What you have to do
Pictures stay out of the copy; set down each line of the listing below exactly.

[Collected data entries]
========
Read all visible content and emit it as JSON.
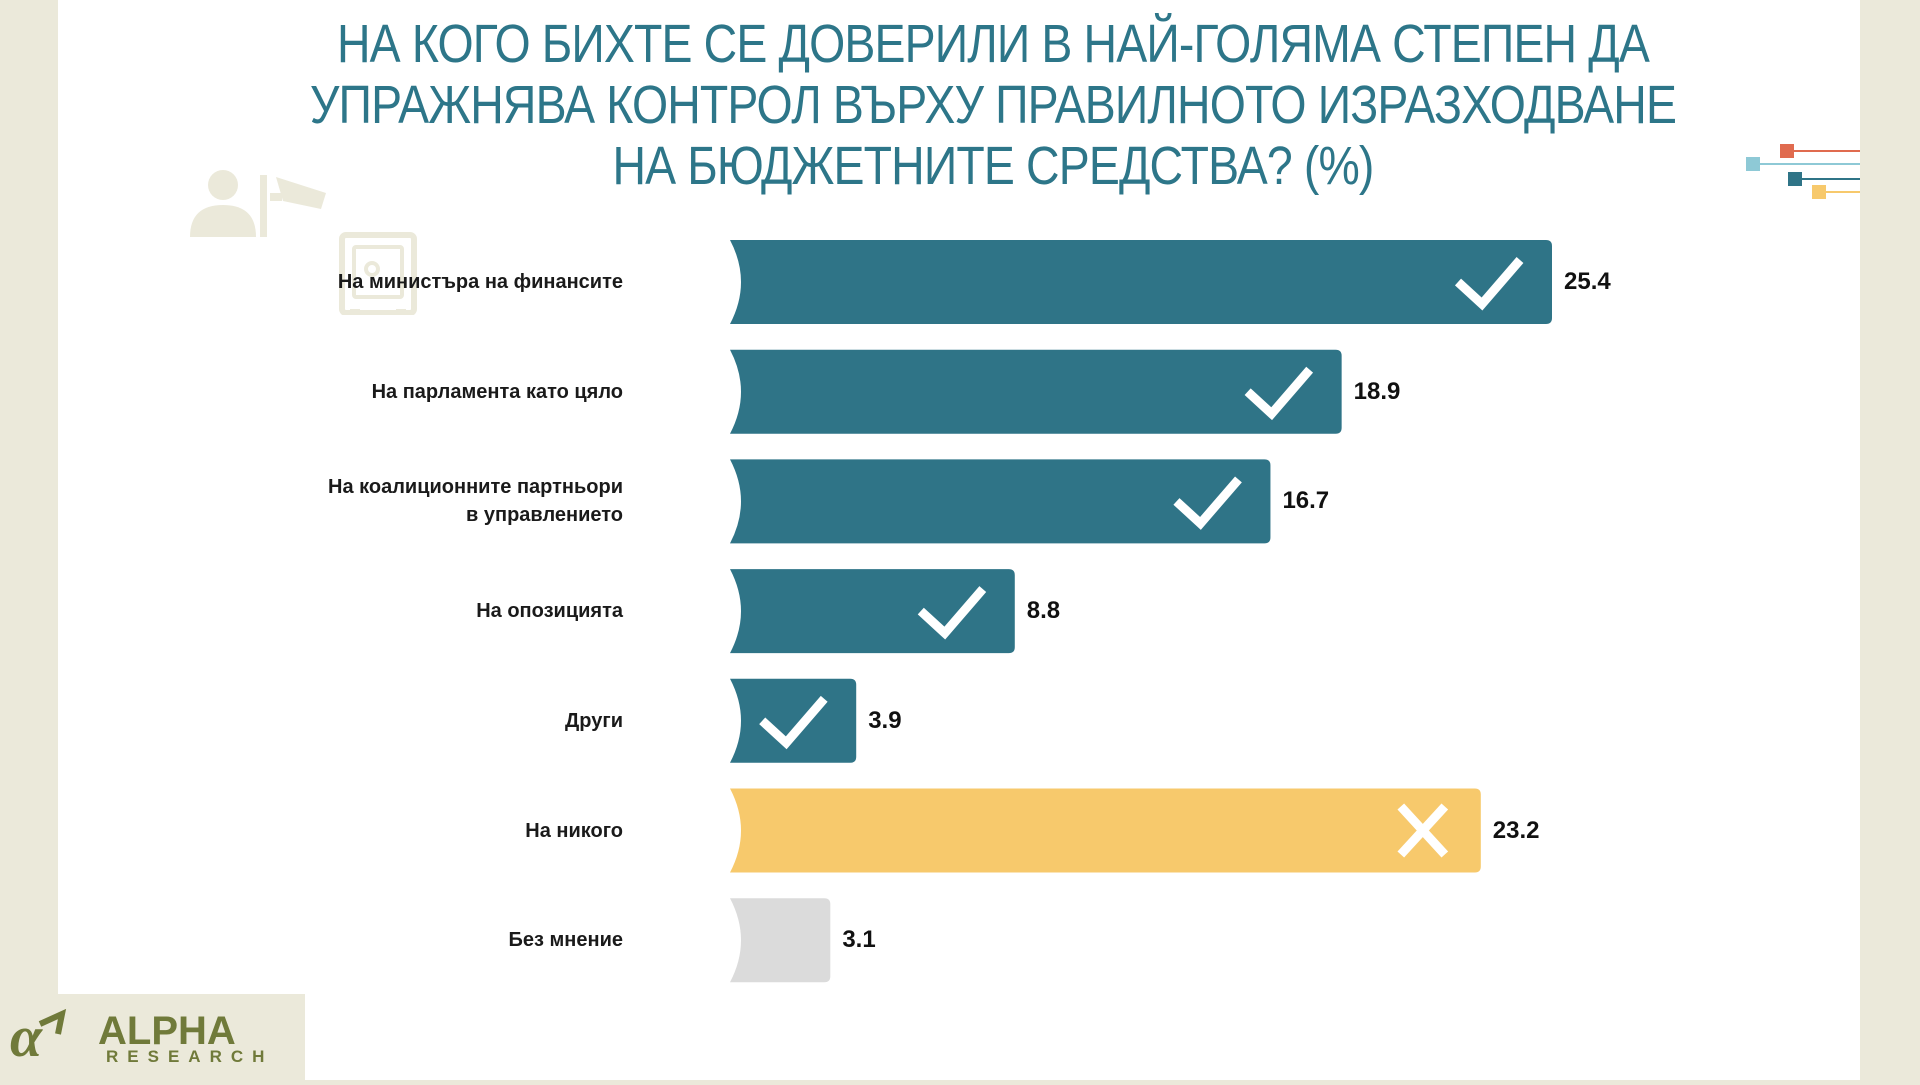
{
  "title": "НА КОГО БИХТЕ СЕ ДОВЕРИЛИ В НАЙ-ГОЛЯМА СТЕПЕН ДА УПРАЖНЯВА КОНТРОЛ ВЪРХУ ПРАВИЛНОТО ИЗРАЗХОДВАНЕ НА БЮДЖЕТНИТЕ СРЕДСТВА?  (%)",
  "logo": {
    "brand": "ALPHA",
    "sub": "RESEARCH"
  },
  "colors": {
    "teal": "#2f7487",
    "yellow": "#f7c96c",
    "gray": "#dbdbdb",
    "accent_red": "#e06b4f",
    "accent_blue": "#8ec9d6"
  },
  "chart_data": {
    "type": "bar",
    "orientation": "horizontal",
    "title": "НА КОГО БИХТЕ СЕ ДОВЕРИЛИ В НАЙ-ГОЛЯМА СТЕПЕН ДА УПРАЖНЯВА КОНТРОЛ ВЪРХУ ПРАВИЛНОТО ИЗРАЗХОДВАНЕ НА БЮДЖЕТНИТЕ СРЕДСТВА?  (%)",
    "categories": [
      [
        "На министъра на финансите"
      ],
      [
        "На парламента като цяло"
      ],
      [
        "На коалиционните партньори",
        "в управлението"
      ],
      [
        "На опозицията"
      ],
      [
        "Други"
      ],
      [
        "На никого"
      ],
      [
        "Без мнение"
      ]
    ],
    "values": [
      25.4,
      18.9,
      16.7,
      8.8,
      3.9,
      23.2,
      3.1
    ],
    "value_labels": [
      "25.4",
      "18.9",
      "16.7",
      "8.8",
      "3.9",
      "23.2",
      "3.1"
    ],
    "bar_colors": [
      "#2f7487",
      "#2f7487",
      "#2f7487",
      "#2f7487",
      "#2f7487",
      "#f7c96c",
      "#dbdbdb"
    ],
    "marks": [
      "check-icon",
      "check-icon",
      "check-icon",
      "check-icon",
      "check-icon",
      "cross-icon",
      ""
    ],
    "xlim": [
      0,
      25.4
    ]
  }
}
========
Solution to the exercise
Read all visible content and emit it as JSON.
{
  "title": "НА КОГО БИХТЕ СЕ ДОВЕРИЛИ В НАЙ-ГОЛЯМА СТЕПЕН ДА УПРАЖНЯВА КОНТРОЛ ВЪРХУ ПРАВИЛНОТО ИЗРАЗХОДВАНЕ НА БЮДЖЕТНИТЕ СРЕДСТВА?  (%)",
  "logo": {
    "brand": "ALPHA",
    "sub": "RESEARCH"
  },
  "colors": {
    "teal": "#2f7487",
    "yellow": "#f7c96c",
    "gray": "#dbdbdb",
    "accent_red": "#e06b4f",
    "accent_blue": "#8ec9d6"
  },
  "chart_data": {
    "type": "bar",
    "orientation": "horizontal",
    "title": "НА КОГО БИХТЕ СЕ ДОВЕРИЛИ В НАЙ-ГОЛЯМА СТЕПЕН ДА УПРАЖНЯВА КОНТРОЛ ВЪРХУ ПРАВИЛНОТО ИЗРАЗХОДВАНЕ НА БЮДЖЕТНИТЕ СРЕДСТВА?  (%)",
    "categories": [
      [
        "На министъра на финансите"
      ],
      [
        "На парламента като цяло"
      ],
      [
        "На коалиционните партньори",
        "в управлението"
      ],
      [
        "На опозицията"
      ],
      [
        "Други"
      ],
      [
        "На никого"
      ],
      [
        "Без мнение"
      ]
    ],
    "values": [
      25.4,
      18.9,
      16.7,
      8.8,
      3.9,
      23.2,
      3.1
    ],
    "value_labels": [
      "25.4",
      "18.9",
      "16.7",
      "8.8",
      "3.9",
      "23.2",
      "3.1"
    ],
    "bar_colors": [
      "#2f7487",
      "#2f7487",
      "#2f7487",
      "#2f7487",
      "#2f7487",
      "#f7c96c",
      "#dbdbdb"
    ],
    "marks": [
      "check-icon",
      "check-icon",
      "check-icon",
      "check-icon",
      "check-icon",
      "cross-icon",
      ""
    ],
    "xlim": [
      0,
      25.4
    ]
  }
}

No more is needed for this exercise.